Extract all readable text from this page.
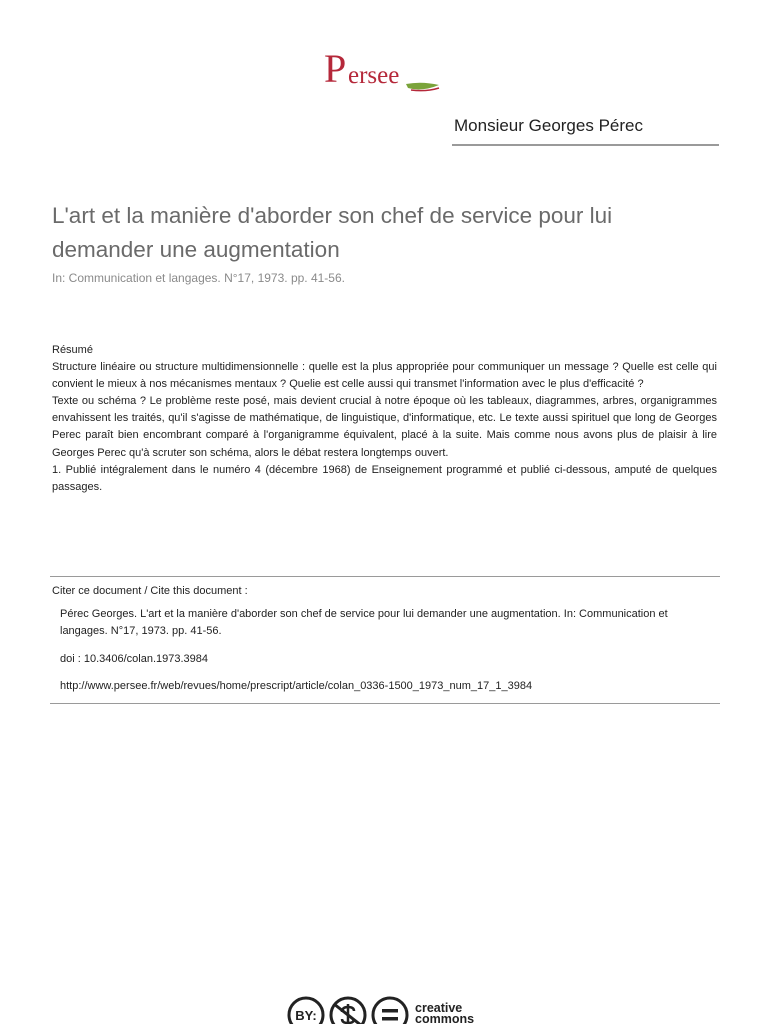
P ersee
Monsieur Georges Pérec
L'art et la manière d'aborder son chef de service pour lui demander une augmentation
In: Communication et langages. N°17, 1973. pp. 41-56.
Résumé

Structure linéaire ou structure multidimensionnelle : quelle est la plus appropriée pour communiquer un message ? Quelle est celle qui convient le mieux à nos mécanismes mentaux ? Quelie est celle aussi qui transmet l'information avec le plus d'efficacité ?

Texte ou schéma ? Le problème reste posé, mais devient crucial à notre époque où les tableaux, diagrammes, arbres, organigrammes envahissent les traités, qu'il s'agisse de mathématique, de linguistique, d'informatique, etc. Le texte aussi spirituel que long de Georges Perec paraît bien encombrant comparé à l'organigramme équivalent, placé à la suite. Mais comme nous avons plus de plaisir à lire Georges Perec qu'à scruter son schéma, alors le débat restera longtemps ouvert.

1. Publié intégralement dans le numéro 4 (décembre 1968) de Enseignement programmé et publié ci-dessous, amputé de quelques passages.

Citer ce document / Cite this document :

Pérec Georges. L'art et la manière d'aborder son chef de service pour lui demander une augmentation. In: Communication et langages. N°17, 1973. pp. 41-56.

doi : 10.3406/colan.1973.3984
http://www.persee.fr/web/revues/home/prescript/article/colan_0336-1500_1973_num_17_1_3984
BY:	creative
commons
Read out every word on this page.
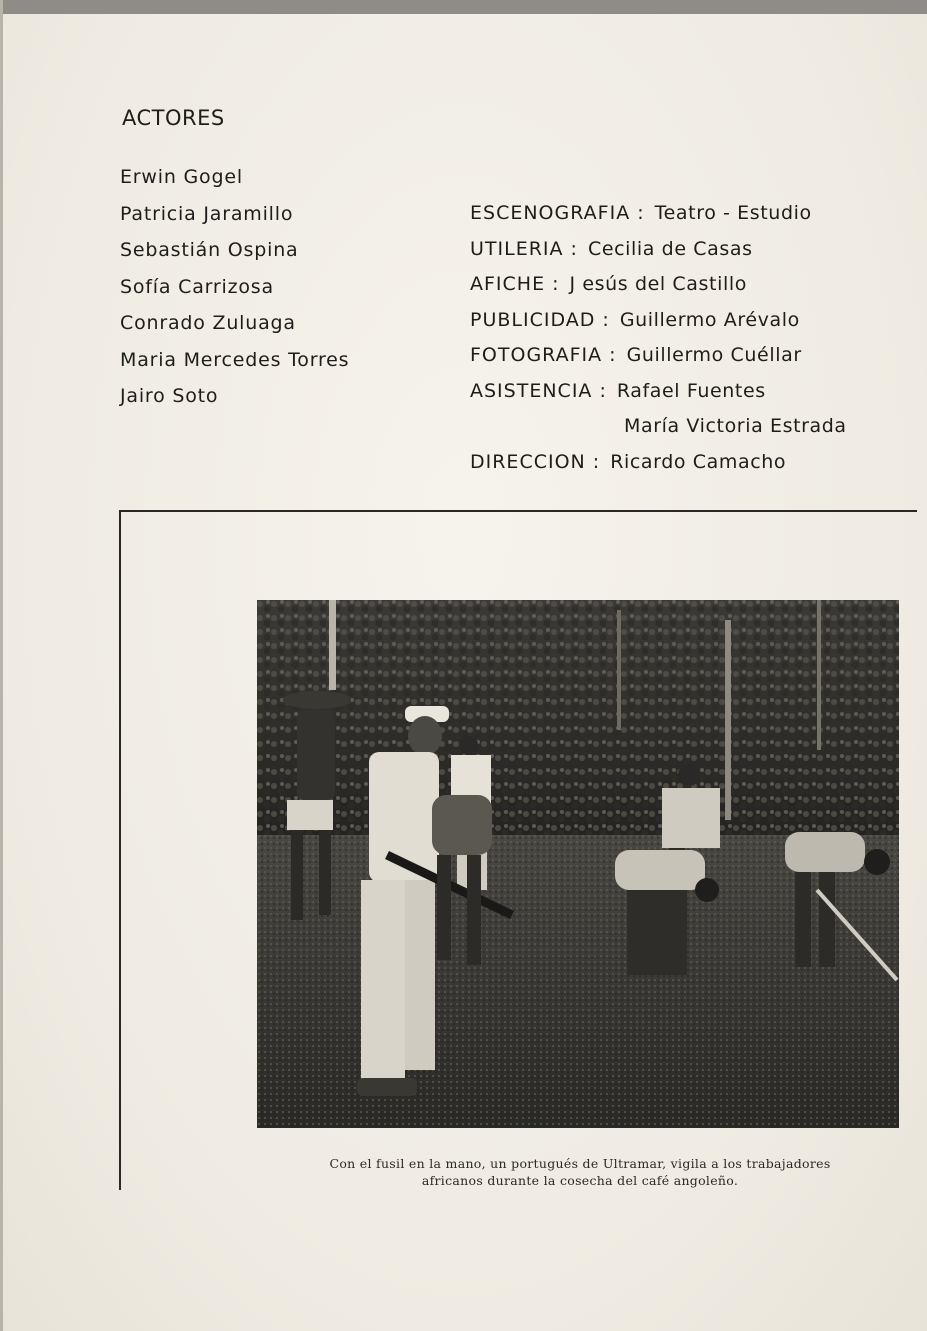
ACTORES
Erwin Gogel
Patricia Jaramillo
Sebastián Ospina
Sofía Carrizosa
Conrado Zuluaga
Maria Mercedes Torres
Jairo Soto
ESCENOGRAFIA : Teatro - Estudio
UTILERIA : Cecilia de Casas
AFICHE : J esús del Castillo
PUBLICIDAD : Guillermo Arévalo
FOTOGRAFIA : Guillermo Cuéllar
ASISTENCIA : Rafael Fuentes
María Victoria Estrada
DIRECCION : Ricardo Camacho
Con el fusil en la mano, un portugués de Ultramar, vigila a los trabajadores
africanos durante la cosecha del café angoleño.
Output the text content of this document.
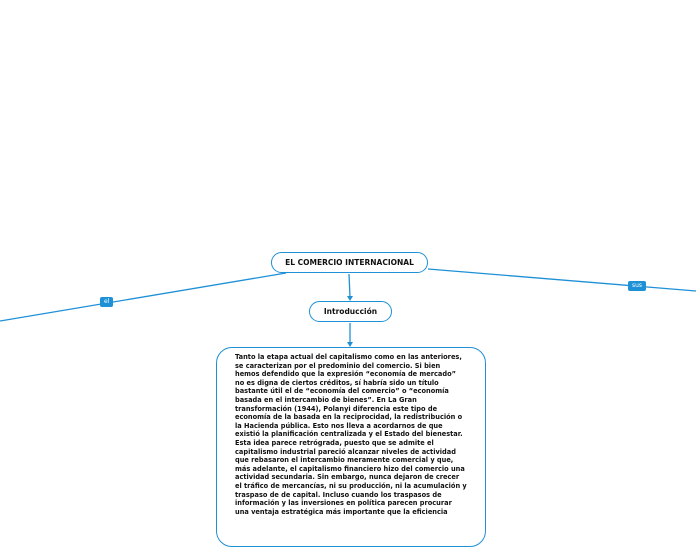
EL COMERCIO INTERNACIONAL
Introducción
Tanto la etapa actual del capitalismo como en las anteriores, se caracterizan por el predominio del comercio. Si bien hemos defendido que la expresión “economía de mercado” no es digna de ciertos créditos, sí habría sido un título bastante útil el de “economía del comercio” o “economía basada en el intercambio de bienes”. En La Gran transformación (1944), Polanyi diferencia este tipo de economía de la basada en la reciprocidad, la redistribución o la Hacienda pública. Esto nos lleva a acordarnos de que existió la planificación centralizada y el Estado del bienestar. Esta idea parece retrógrada, puesto que se admite el capitalismo industrial pareció alcanzar niveles de actividad que rebasaron el intercambio meramente comercial y que, más adelante, el capitalismo financiero hizo del comercio una actividad secundaria. Sin embargo, nunca dejaron de crecer el tráfico de mercancías, ni su producción, ni la acumulación y traspaso de de capital. Incluso cuando los traspasos de información y las inversiones en política parecen procurar una ventaja estratégica más importante que la eficiencia
el
sus
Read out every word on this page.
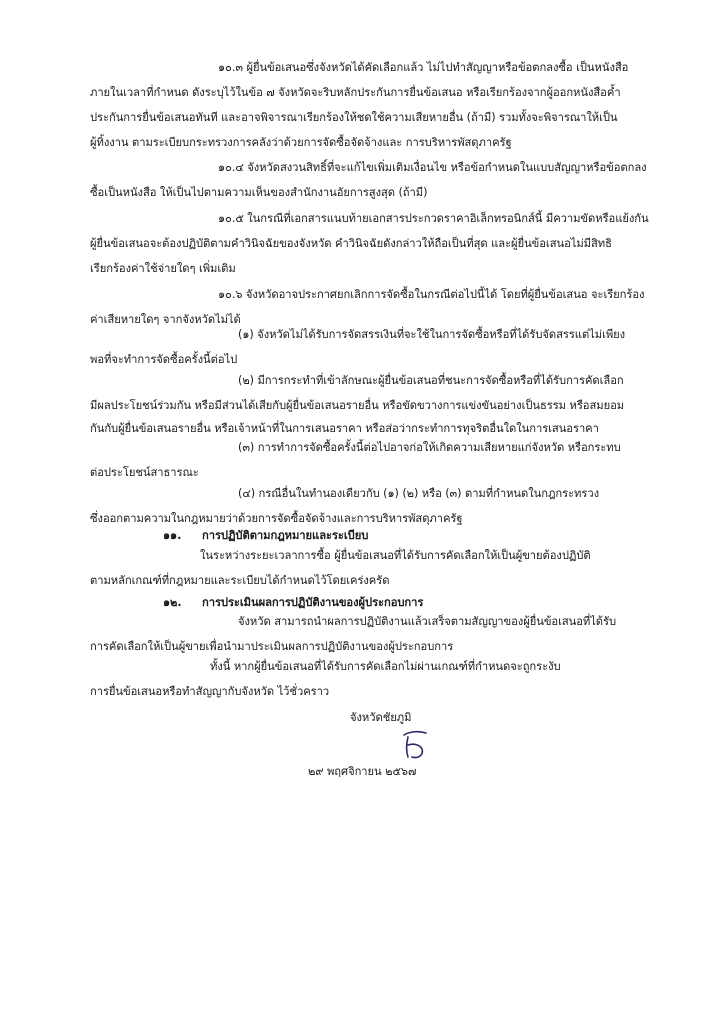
๑๐.๓ ผู้ยื่นข้อเสนอซึ่งจังหวัดได้คัดเลือกแล้ว ไม่ไปทำสัญญาหรือข้อตกลงซื้อ เป็นหนังสือ
ภายในเวลาที่กำหนด ดังระบุไว้ในข้อ ๗ จังหวัดจะริบหลักประกันการยื่นข้อเสนอ หรือเรียกร้องจากผู้ออกหนังสือค้ำ
ประกันการยื่นข้อเสนอทันที และอาจพิจารณาเรียกร้องให้ชดใช้ความเสียหายอื่น (ถ้ามี) รวมทั้งจะพิจารณาให้เป็น
ผู้ทิ้งงาน ตามระเบียบกระทรวงการคลังว่าด้วยการจัดซื้อจัดจ้างและ การบริหารพัสดุภาครัฐ
๑๐.๔ จังหวัดสงวนสิทธิ์ที่จะแก้ไขเพิ่มเติมเงื่อนไข หรือข้อกำหนดในแบบสัญญาหรือข้อตกลง
ซื้อเป็นหนังสือ ให้เป็นไปตามความเห็นของสำนักงานอัยการสูงสุด (ถ้ามี)
๑๐.๕ ในกรณีที่เอกสารแนบท้ายเอกสารประกวดราคาอิเล็กทรอนิกส์นี้ มีความขัดหรือแย้งกัน
ผู้ยื่นข้อเสนอจะต้องปฏิบัติตามคำวินิจฉัยของจังหวัด คำวินิจฉัยดังกล่าวให้ถือเป็นที่สุด และผู้ยื่นข้อเสนอไม่มีสิทธิ
เรียกร้องค่าใช้จ่ายใดๆ เพิ่มเติม
๑๐.๖ จังหวัดอาจประกาศยกเลิกการจัดซื้อในกรณีต่อไปนี้ได้ โดยที่ผู้ยื่นข้อเสนอ จะเรียกร้อง
ค่าเสียหายใดๆ จากจังหวัดไม่ได้
(๑) จังหวัดไม่ได้รับการจัดสรรเงินที่จะใช้ในการจัดซื้อหรือที่ได้รับจัดสรรแต่ไม่เพียง
พอที่จะทำการจัดซื้อครั้งนี้ต่อไป
(๒) มีการกระทำที่เข้าลักษณะผู้ยื่นข้อเสนอที่ชนะการจัดซื้อหรือที่ได้รับการคัดเลือก
มีผลประโยชน์ร่วมกัน หรือมีส่วนได้เสียกับผู้ยื่นข้อเสนอรายอื่น หรือขัดขวางการแข่งขันอย่างเป็นธรรม หรือสมยอม
กันกับผู้ยื่นข้อเสนอรายอื่น หรือเจ้าหน้าที่ในการเสนอราคา หรือส่อว่ากระทำการทุจริตอื่นใดในการเสนอราคา
(๓) การทำการจัดซื้อครั้งนี้ต่อไปอาจก่อให้เกิดความเสียหายแก่จังหวัด หรือกระทบ
ต่อประโยชน์สาธารณะ
(๔) กรณีอื่นในทำนองเดียวกับ (๑) (๒) หรือ (๓) ตามที่กำหนดในกฎกระทรวง
ซึ่งออกตามความในกฎหมายว่าด้วยการจัดซื้อจัดจ้างและการบริหารพัสดุภาครัฐ
๑๑. การปฏิบัติตามกฎหมายและระเบียบ
ในระหว่างระยะเวลาการซื้อ ผู้ยื่นข้อเสนอที่ได้รับการคัดเลือกให้เป็นผู้ขายต้องปฏิบัติ
ตามหลักเกณฑ์ที่กฎหมายและระเบียบได้กำหนดไว้โดยเคร่งครัด
๑๒. การประเมินผลการปฏิบัติงานของผู้ประกอบการ
จังหวัด สามารถนำผลการปฏิบัติงานแล้วเสร็จตามสัญญาของผู้ยื่นข้อเสนอที่ได้รับ
การคัดเลือกให้เป็นผู้ขายเพื่อนำมาประเมินผลการปฏิบัติงานของผู้ประกอบการ
ทั้งนี้ หากผู้ยื่นข้อเสนอที่ได้รับการคัดเลือกไม่ผ่านเกณฑ์ที่กำหนดจะถูกระงับ
การยื่นข้อเสนอหรือทำสัญญากับจังหวัด ไว้ชั่วคราว
จังหวัดชัยภูมิ
๒๙ พฤศจิกายน ๒๕๖๗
============================================================
## WRITTEN INSTRUCTION
Retype the data above exactly; pictures are not part of the copy.

## SOLUTION BELOW
Extract all readable text from this page.
P ersee
Monsieur Georges Pérec
L'art et la manière d'aborder son chef de service pour lui demander une augmentation
In: Communication et langages. N°17, 1973. pp. 41-56.
Résumé

Structure linéaire ou structure multidimensionnelle : quelle est la plus appropriée pour communiquer un message ? Quelle est celle qui convient le mieux à nos mécanismes mentaux ? Quelie est celle aussi qui transmet l'information avec le plus d'efficacité ?

Texte ou schéma ? Le problème reste posé, mais devient crucial à notre époque où les tableaux, diagrammes, arbres, organigrammes envahissent les traités, qu'il s'agisse de mathématique, de linguistique, d'informatique, etc. Le texte aussi spirituel que long de Georges Perec paraît bien encombrant comparé à l'organigramme équivalent, placé à la suite. Mais comme nous avons plus de plaisir à lire Georges Perec qu'à scruter son schéma, alors le débat restera longtemps ouvert.

1. Publié intégralement dans le numéro 4 (décembre 1968) de Enseignement programmé et publié ci-dessous, amputé de quelques passages.

Citer ce document / Cite this document :

Pérec Georges. L'art et la manière d'aborder son chef de service pour lui demander une augmentation. In: Communication et langages. N°17, 1973. pp. 41-56.

doi : 10.3406/colan.1973.3984
http://www.persee.fr/web/revues/home/prescript/article/colan_0336-1500_1973_num_17_1_3984
BY:	creative
commons
Read out every word on this page.
ACTORES
Erwin Gogel
Patricia Jaramillo
Sebastián Ospina
Sofía Carrizosa
Conrado Zuluaga
Maria Mercedes Torres
Jairo Soto
ESCENOGRAFIA : Teatro - Estudio
UTILERIA : Cecilia de Casas
AFICHE : J esús del Castillo
PUBLICIDAD : Guillermo Arévalo
FOTOGRAFIA : Guillermo Cuéllar
ASISTENCIA : Rafael Fuentes
María Victoria Estrada
DIRECCION : Ricardo Camacho
Con el fusil en la mano, un portugués de Ultramar, vigila a los trabajadores
africanos durante la cosecha del café angoleño.
Output the text content of this document.
EL COMERCIO INTERNACIONAL
Introducción
Tanto la etapa actual del capitalismo como en las anteriores, se caracterizan por el predominio del comercio. Si bien hemos defendido que la expresión “economía de mercado” no es digna de ciertos créditos, sí habría sido un título bastante útil el de “economía del comercio” o “economía basada en el intercambio de bienes”. En La Gran transformación (1944), Polanyi diferencia este tipo de economía de la basada en la reciprocidad, la redistribución o la Hacienda pública. Esto nos lleva a acordarnos de que existió la planificación centralizada y el Estado del bienestar. Esta idea parece retrógrada, puesto que se admite el capitalismo industrial pareció alcanzar niveles de actividad que rebasaron el intercambio meramente comercial y que, más adelante, el capitalismo financiero hizo del comercio una actividad secundaria. Sin embargo, nunca dejaron de crecer el tráfico de mercancías, ni su producción, ni la acumulación y traspaso de de capital. Incluso cuando los traspasos de información y las inversiones en política parecen procurar una ventaja estratégica más importante que la eficiencia
el
sus
Read out every word on this page.
๑๐.๓ ผู้ยื่นข้อเสนอซึ่งจังหวัดได้คัดเลือกแล้ว ไม่ไปทำสัญญาหรือข้อตกลงซื้อ เป็นหนังสือ
ภายในเวลาที่กำหนด ดังระบุไว้ในข้อ ๗ จังหวัดจะริบหลักประกันการยื่นข้อเสนอ หรือเรียกร้องจากผู้ออกหนังสือค้ำ
ประกันการยื่นข้อเสนอทันที และอาจพิจารณาเรียกร้องให้ชดใช้ความเสียหายอื่น (ถ้ามี) รวมทั้งจะพิจารณาให้เป็น
ผู้ทิ้งงาน ตามระเบียบกระทรวงการคลังว่าด้วยการจัดซื้อจัดจ้างและ การบริหารพัสดุภาครัฐ
๑๐.๔ จังหวัดสงวนสิทธิ์ที่จะแก้ไขเพิ่มเติมเงื่อนไข หรือข้อกำหนดในแบบสัญญาหรือข้อตกลง
ซื้อเป็นหนังสือ ให้เป็นไปตามความเห็นของสำนักงานอัยการสูงสุด (ถ้ามี)
๑๐.๕ ในกรณีที่เอกสารแนบท้ายเอกสารประกวดราคาอิเล็กทรอนิกส์นี้ มีความขัดหรือแย้งกัน
ผู้ยื่นข้อเสนอจะต้องปฏิบัติตามคำวินิจฉัยของจังหวัด คำวินิจฉัยดังกล่าวให้ถือเป็นที่สุด และผู้ยื่นข้อเสนอไม่มีสิทธิ
เรียกร้องค่าใช้จ่ายใดๆ เพิ่มเติม
๑๐.๖ จังหวัดอาจประกาศยกเลิกการจัดซื้อในกรณีต่อไปนี้ได้ โดยที่ผู้ยื่นข้อเสนอ จะเรียกร้อง
ค่าเสียหายใดๆ จากจังหวัดไม่ได้
(๑) จังหวัดไม่ได้รับการจัดสรรเงินที่จะใช้ในการจัดซื้อหรือที่ได้รับจัดสรรแต่ไม่เพียง
พอที่จะทำการจัดซื้อครั้งนี้ต่อไป
(๒) มีการกระทำที่เข้าลักษณะผู้ยื่นข้อเสนอที่ชนะการจัดซื้อหรือที่ได้รับการคัดเลือก
มีผลประโยชน์ร่วมกัน หรือมีส่วนได้เสียกับผู้ยื่นข้อเสนอรายอื่น หรือขัดขวางการแข่งขันอย่างเป็นธรรม หรือสมยอม
กันกับผู้ยื่นข้อเสนอรายอื่น หรือเจ้าหน้าที่ในการเสนอราคา หรือส่อว่ากระทำการทุจริตอื่นใดในการเสนอราคา
(๓) การทำการจัดซื้อครั้งนี้ต่อไปอาจก่อให้เกิดความเสียหายแก่จังหวัด หรือกระทบ
ต่อประโยชน์สาธารณะ
(๔) กรณีอื่นในทำนองเดียวกับ (๑) (๒) หรือ (๓) ตามที่กำหนดในกฎกระทรวง
ซึ่งออกตามความในกฎหมายว่าด้วยการจัดซื้อจัดจ้างและการบริหารพัสดุภาครัฐ
๑๑. การปฏิบัติตามกฎหมายและระเบียบ
ในระหว่างระยะเวลาการซื้อ ผู้ยื่นข้อเสนอที่ได้รับการคัดเลือกให้เป็นผู้ขายต้องปฏิบัติ
ตามหลักเกณฑ์ที่กฎหมายและระเบียบได้กำหนดไว้โดยเคร่งครัด
๑๒. การประเมินผลการปฏิบัติงานของผู้ประกอบการ
จังหวัด สามารถนำผลการปฏิบัติงานแล้วเสร็จตามสัญญาของผู้ยื่นข้อเสนอที่ได้รับ
การคัดเลือกให้เป็นผู้ขายเพื่อนำมาประเมินผลการปฏิบัติงานของผู้ประกอบการ
ทั้งนี้ หากผู้ยื่นข้อเสนอที่ได้รับการคัดเลือกไม่ผ่านเกณฑ์ที่กำหนดจะถูกระงับ
การยื่นข้อเสนอหรือทำสัญญากับจังหวัด ไว้ชั่วคราว
จังหวัดชัยภูมิ
๒๙ พฤศจิกายน ๒๕๖๗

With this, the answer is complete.